(Problem statement) Write out every entry exactly as it appears.

(Data to process)
= = = = = = =
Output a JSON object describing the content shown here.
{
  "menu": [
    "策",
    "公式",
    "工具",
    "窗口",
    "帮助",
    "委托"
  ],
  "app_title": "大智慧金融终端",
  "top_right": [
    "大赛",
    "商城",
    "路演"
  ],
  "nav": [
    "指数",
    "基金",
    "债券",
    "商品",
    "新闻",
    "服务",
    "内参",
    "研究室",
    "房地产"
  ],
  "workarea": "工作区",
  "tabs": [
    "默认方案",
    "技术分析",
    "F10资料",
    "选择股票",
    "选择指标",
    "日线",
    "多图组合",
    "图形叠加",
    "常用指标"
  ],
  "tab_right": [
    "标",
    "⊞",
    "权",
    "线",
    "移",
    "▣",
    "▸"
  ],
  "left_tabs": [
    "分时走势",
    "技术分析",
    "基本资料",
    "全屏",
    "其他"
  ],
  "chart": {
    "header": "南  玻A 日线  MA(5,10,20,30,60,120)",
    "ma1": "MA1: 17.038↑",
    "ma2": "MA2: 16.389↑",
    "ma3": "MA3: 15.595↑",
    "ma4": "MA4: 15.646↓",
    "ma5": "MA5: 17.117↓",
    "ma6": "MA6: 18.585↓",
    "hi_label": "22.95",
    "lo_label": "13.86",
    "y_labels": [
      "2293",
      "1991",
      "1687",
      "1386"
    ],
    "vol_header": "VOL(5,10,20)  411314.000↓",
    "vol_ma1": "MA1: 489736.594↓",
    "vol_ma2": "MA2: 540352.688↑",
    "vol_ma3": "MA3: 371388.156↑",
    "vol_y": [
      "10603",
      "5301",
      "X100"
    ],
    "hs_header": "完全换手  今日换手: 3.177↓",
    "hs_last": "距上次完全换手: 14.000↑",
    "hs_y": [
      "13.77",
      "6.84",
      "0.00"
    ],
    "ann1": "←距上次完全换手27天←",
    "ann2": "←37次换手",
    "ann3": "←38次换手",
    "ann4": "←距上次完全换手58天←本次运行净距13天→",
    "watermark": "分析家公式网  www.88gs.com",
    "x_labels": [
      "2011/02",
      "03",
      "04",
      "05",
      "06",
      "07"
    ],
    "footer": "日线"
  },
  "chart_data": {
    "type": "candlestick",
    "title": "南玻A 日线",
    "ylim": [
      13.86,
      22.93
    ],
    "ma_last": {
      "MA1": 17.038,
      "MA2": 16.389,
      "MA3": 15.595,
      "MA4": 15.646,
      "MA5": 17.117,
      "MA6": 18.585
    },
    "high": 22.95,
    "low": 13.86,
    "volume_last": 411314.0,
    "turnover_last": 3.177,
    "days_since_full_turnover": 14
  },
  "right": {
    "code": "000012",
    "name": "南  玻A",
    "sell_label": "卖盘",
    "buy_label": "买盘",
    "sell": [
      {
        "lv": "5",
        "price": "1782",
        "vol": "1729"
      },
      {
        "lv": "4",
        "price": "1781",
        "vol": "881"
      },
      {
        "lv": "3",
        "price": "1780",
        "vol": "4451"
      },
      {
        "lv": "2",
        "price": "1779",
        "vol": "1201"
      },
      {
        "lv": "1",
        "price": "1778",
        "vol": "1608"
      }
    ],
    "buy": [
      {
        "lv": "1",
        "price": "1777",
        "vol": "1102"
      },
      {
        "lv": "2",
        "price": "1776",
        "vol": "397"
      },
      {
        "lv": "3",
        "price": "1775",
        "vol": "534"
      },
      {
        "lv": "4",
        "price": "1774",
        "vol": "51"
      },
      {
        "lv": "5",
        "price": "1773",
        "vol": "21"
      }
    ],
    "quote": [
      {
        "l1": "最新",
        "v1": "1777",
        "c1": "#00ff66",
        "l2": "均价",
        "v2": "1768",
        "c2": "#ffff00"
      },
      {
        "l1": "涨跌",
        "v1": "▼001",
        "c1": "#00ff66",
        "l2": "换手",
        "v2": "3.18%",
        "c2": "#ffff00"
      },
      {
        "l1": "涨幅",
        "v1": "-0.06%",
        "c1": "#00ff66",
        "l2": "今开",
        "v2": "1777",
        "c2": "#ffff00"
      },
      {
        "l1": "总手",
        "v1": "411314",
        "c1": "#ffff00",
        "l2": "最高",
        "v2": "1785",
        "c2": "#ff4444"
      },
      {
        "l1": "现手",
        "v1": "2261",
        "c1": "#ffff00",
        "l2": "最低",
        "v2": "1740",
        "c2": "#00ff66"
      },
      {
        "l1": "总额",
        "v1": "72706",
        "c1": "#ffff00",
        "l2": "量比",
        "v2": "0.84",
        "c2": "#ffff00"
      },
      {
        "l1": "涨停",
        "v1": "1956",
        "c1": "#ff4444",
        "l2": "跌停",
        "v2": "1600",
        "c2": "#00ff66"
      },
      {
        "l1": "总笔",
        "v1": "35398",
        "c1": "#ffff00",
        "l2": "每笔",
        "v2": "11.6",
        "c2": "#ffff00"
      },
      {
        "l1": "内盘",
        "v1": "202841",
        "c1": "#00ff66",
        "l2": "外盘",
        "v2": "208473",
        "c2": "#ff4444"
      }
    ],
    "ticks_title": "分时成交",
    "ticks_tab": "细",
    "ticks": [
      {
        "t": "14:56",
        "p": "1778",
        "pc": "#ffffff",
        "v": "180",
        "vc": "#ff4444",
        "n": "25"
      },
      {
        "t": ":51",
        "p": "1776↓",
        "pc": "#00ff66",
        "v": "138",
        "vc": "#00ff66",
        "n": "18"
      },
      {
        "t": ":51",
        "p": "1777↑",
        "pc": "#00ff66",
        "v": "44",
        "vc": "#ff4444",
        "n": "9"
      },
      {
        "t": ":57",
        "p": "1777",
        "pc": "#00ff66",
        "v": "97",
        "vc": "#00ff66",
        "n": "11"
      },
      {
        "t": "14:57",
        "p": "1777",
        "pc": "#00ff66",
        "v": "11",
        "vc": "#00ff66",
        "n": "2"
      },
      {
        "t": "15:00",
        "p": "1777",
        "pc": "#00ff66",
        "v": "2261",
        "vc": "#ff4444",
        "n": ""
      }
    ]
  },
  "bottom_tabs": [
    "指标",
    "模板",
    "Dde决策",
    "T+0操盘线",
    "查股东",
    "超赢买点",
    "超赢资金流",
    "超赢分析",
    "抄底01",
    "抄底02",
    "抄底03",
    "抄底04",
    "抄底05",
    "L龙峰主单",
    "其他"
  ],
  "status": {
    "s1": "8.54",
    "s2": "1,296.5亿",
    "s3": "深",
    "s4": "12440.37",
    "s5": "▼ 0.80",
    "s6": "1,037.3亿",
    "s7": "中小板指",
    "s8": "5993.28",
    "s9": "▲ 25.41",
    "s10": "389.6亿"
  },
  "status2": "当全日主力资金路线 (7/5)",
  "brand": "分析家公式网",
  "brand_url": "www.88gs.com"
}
= = = = = = =
(Written answer)
Output a JSON object describing the content shown here.
{
  "menu": [
    "策",
    "公式",
    "工具",
    "窗口",
    "帮助",
    "委托"
  ],
  "app_title": "大智慧金融终端",
  "top_right": [
    "大赛",
    "商城",
    "路演"
  ],
  "nav": [
    "指数",
    "基金",
    "债券",
    "商品",
    "新闻",
    "服务",
    "内参",
    "研究室",
    "房地产"
  ],
  "workarea": "工作区",
  "tabs": [
    "默认方案",
    "技术分析",
    "F10资料",
    "选择股票",
    "选择指标",
    "日线",
    "多图组合",
    "图形叠加",
    "常用指标"
  ],
  "tab_right": [
    "标",
    "⊞",
    "权",
    "线",
    "移",
    "▣",
    "▸"
  ],
  "left_tabs": [
    "分时走势",
    "技术分析",
    "基本资料",
    "全屏",
    "其他"
  ],
  "chart": {
    "header": "南  玻A 日线  MA(5,10,20,30,60,120)",
    "ma1": "MA1: 17.038↑",
    "ma2": "MA2: 16.389↑",
    "ma3": "MA3: 15.595↑",
    "ma4": "MA4: 15.646↓",
    "ma5": "MA5: 17.117↓",
    "ma6": "MA6: 18.585↓",
    "hi_label": "22.95",
    "lo_label": "13.86",
    "y_labels": [
      "2293",
      "1991",
      "1687",
      "1386"
    ],
    "vol_header": "VOL(5,10,20)  411314.000↓",
    "vol_ma1": "MA1: 489736.594↓",
    "vol_ma2": "MA2: 540352.688↑",
    "vol_ma3": "MA3: 371388.156↑",
    "vol_y": [
      "10603",
      "5301",
      "X100"
    ],
    "hs_header": "完全换手  今日换手: 3.177↓",
    "hs_last": "距上次完全换手: 14.000↑",
    "hs_y": [
      "13.77",
      "6.84",
      "0.00"
    ],
    "ann1": "←距上次完全换手27天←",
    "ann2": "←37次换手",
    "ann3": "←38次换手",
    "ann4": "←距上次完全换手58天←本次运行净距13天→",
    "watermark": "分析家公式网  www.88gs.com",
    "x_labels": [
      "2011/02",
      "03",
      "04",
      "05",
      "06",
      "07"
    ],
    "footer": "日线"
  },
  "chart_data": {
    "type": "candlestick",
    "title": "南玻A 日线",
    "ylim": [
      13.86,
      22.93
    ],
    "ma_last": {
      "MA1": 17.038,
      "MA2": 16.389,
      "MA3": 15.595,
      "MA4": 15.646,
      "MA5": 17.117,
      "MA6": 18.585
    },
    "high": 22.95,
    "low": 13.86,
    "volume_last": 411314.0,
    "turnover_last": 3.177,
    "days_since_full_turnover": 14
  },
  "right": {
    "code": "000012",
    "name": "南  玻A",
    "sell_label": "卖盘",
    "buy_label": "买盘",
    "sell": [
      {
        "lv": "5",
        "price": "1782",
        "vol": "1729"
      },
      {
        "lv": "4",
        "price": "1781",
        "vol": "881"
      },
      {
        "lv": "3",
        "price": "1780",
        "vol": "4451"
      },
      {
        "lv": "2",
        "price": "1779",
        "vol": "1201"
      },
      {
        "lv": "1",
        "price": "1778",
        "vol": "1608"
      }
    ],
    "buy": [
      {
        "lv": "1",
        "price": "1777",
        "vol": "1102"
      },
      {
        "lv": "2",
        "price": "1776",
        "vol": "397"
      },
      {
        "lv": "3",
        "price": "1775",
        "vol": "534"
      },
      {
        "lv": "4",
        "price": "1774",
        "vol": "51"
      },
      {
        "lv": "5",
        "price": "1773",
        "vol": "21"
      }
    ],
    "quote": [
      {
        "l1": "最新",
        "v1": "1777",
        "c1": "#00ff66",
        "l2": "均价",
        "v2": "1768",
        "c2": "#ffff00"
      },
      {
        "l1": "涨跌",
        "v1": "▼001",
        "c1": "#00ff66",
        "l2": "换手",
        "v2": "3.18%",
        "c2": "#ffff00"
      },
      {
        "l1": "涨幅",
        "v1": "-0.06%",
        "c1": "#00ff66",
        "l2": "今开",
        "v2": "1777",
        "c2": "#ffff00"
      },
      {
        "l1": "总手",
        "v1": "411314",
        "c1": "#ffff00",
        "l2": "最高",
        "v2": "1785",
        "c2": "#ff4444"
      },
      {
        "l1": "现手",
        "v1": "2261",
        "c1": "#ffff00",
        "l2": "最低",
        "v2": "1740",
        "c2": "#00ff66"
      },
      {
        "l1": "总额",
        "v1": "72706",
        "c1": "#ffff00",
        "l2": "量比",
        "v2": "0.84",
        "c2": "#ffff00"
      },
      {
        "l1": "涨停",
        "v1": "1956",
        "c1": "#ff4444",
        "l2": "跌停",
        "v2": "1600",
        "c2": "#00ff66"
      },
      {
        "l1": "总笔",
        "v1": "35398",
        "c1": "#ffff00",
        "l2": "每笔",
        "v2": "11.6",
        "c2": "#ffff00"
      },
      {
        "l1": "内盘",
        "v1": "202841",
        "c1": "#00ff66",
        "l2": "外盘",
        "v2": "208473",
        "c2": "#ff4444"
      }
    ],
    "ticks_title": "分时成交",
    "ticks_tab": "细",
    "ticks": [
      {
        "t": "14:56",
        "p": "1778",
        "pc": "#ffffff",
        "v": "180",
        "vc": "#ff4444",
        "n": "25"
      },
      {
        "t": ":51",
        "p": "1776↓",
        "pc": "#00ff66",
        "v": "138",
        "vc": "#00ff66",
        "n": "18"
      },
      {
        "t": ":51",
        "p": "1777↑",
        "pc": "#00ff66",
        "v": "44",
        "vc": "#ff4444",
        "n": "9"
      },
      {
        "t": ":57",
        "p": "1777",
        "pc": "#00ff66",
        "v": "97",
        "vc": "#00ff66",
        "n": "11"
      },
      {
        "t": "14:57",
        "p": "1777",
        "pc": "#00ff66",
        "v": "11",
        "vc": "#00ff66",
        "n": "2"
      },
      {
        "t": "15:00",
        "p": "1777",
        "pc": "#00ff66",
        "v": "2261",
        "vc": "#ff4444",
        "n": ""
      }
    ]
  },
  "bottom_tabs": [
    "指标",
    "模板",
    "Dde决策",
    "T+0操盘线",
    "查股东",
    "超赢买点",
    "超赢资金流",
    "超赢分析",
    "抄底01",
    "抄底02",
    "抄底03",
    "抄底04",
    "抄底05",
    "L龙峰主单",
    "其他"
  ],
  "status": {
    "s1": "8.54",
    "s2": "1,296.5亿",
    "s3": "深",
    "s4": "12440.37",
    "s5": "▼ 0.80",
    "s6": "1,037.3亿",
    "s7": "中小板指",
    "s8": "5993.28",
    "s9": "▲ 25.41",
    "s10": "389.6亿"
  },
  "status2": "当全日主力资金路线 (7/5)",
  "brand": "分析家公式网",
  "brand_url": "www.88gs.com"
}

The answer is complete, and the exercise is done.